:: DATA FOR THIS TASK ::
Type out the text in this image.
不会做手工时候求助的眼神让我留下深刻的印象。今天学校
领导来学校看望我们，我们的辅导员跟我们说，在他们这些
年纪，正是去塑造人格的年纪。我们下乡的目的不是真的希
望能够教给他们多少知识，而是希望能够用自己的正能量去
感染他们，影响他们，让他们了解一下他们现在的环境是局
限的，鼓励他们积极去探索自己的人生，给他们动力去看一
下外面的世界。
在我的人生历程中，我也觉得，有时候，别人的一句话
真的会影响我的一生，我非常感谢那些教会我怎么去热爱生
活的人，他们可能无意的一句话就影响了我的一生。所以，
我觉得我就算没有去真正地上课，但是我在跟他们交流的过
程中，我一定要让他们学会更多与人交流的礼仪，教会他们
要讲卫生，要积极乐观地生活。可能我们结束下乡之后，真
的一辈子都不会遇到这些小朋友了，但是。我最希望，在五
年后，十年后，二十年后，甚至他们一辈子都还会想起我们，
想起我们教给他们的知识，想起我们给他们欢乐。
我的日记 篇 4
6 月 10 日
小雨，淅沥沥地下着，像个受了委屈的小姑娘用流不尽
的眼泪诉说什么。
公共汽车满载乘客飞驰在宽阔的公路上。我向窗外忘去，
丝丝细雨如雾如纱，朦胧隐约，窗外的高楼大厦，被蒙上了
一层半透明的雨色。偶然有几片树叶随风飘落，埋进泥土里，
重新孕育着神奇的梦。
:::
Each line of the listing should be copied exactly.

> _TASK RESULT_
Type out the text in this image.
不会做手工时候求助的眼神让我留下深刻的印象。今天学校
领导来学校看望我们，我们的辅导员跟我们说，在他们这些
年纪，正是去塑造人格的年纪。我们下乡的目的不是真的希
望能够教给他们多少知识，而是希望能够用自己的正能量去
感染他们，影响他们，让他们了解一下他们现在的环境是局
限的，鼓励他们积极去探索自己的人生，给他们动力去看一
下外面的世界。
在我的人生历程中，我也觉得，有时候，别人的一句话
真的会影响我的一生，我非常感谢那些教会我怎么去热爱生
活的人，他们可能无意的一句话就影响了我的一生。所以，
我觉得我就算没有去真正地上课，但是我在跟他们交流的过
程中，我一定要让他们学会更多与人交流的礼仪，教会他们
要讲卫生，要积极乐观地生活。可能我们结束下乡之后，真
的一辈子都不会遇到这些小朋友了，但是。我最希望，在五
年后，十年后，二十年后，甚至他们一辈子都还会想起我们，
想起我们教给他们的知识，想起我们给他们欢乐。
我的日记 篇 4
6 月 10 日
小雨，淅沥沥地下着，像个受了委屈的小姑娘用流不尽
的眼泪诉说什么。
公共汽车满载乘客飞驰在宽阔的公路上。我向窗外忘去，
丝丝细雨如雾如纱，朦胧隐约，窗外的高楼大厦，被蒙上了
一层半透明的雨色。偶然有几片树叶随风飘落，埋进泥土里，
重新孕育着神奇的梦。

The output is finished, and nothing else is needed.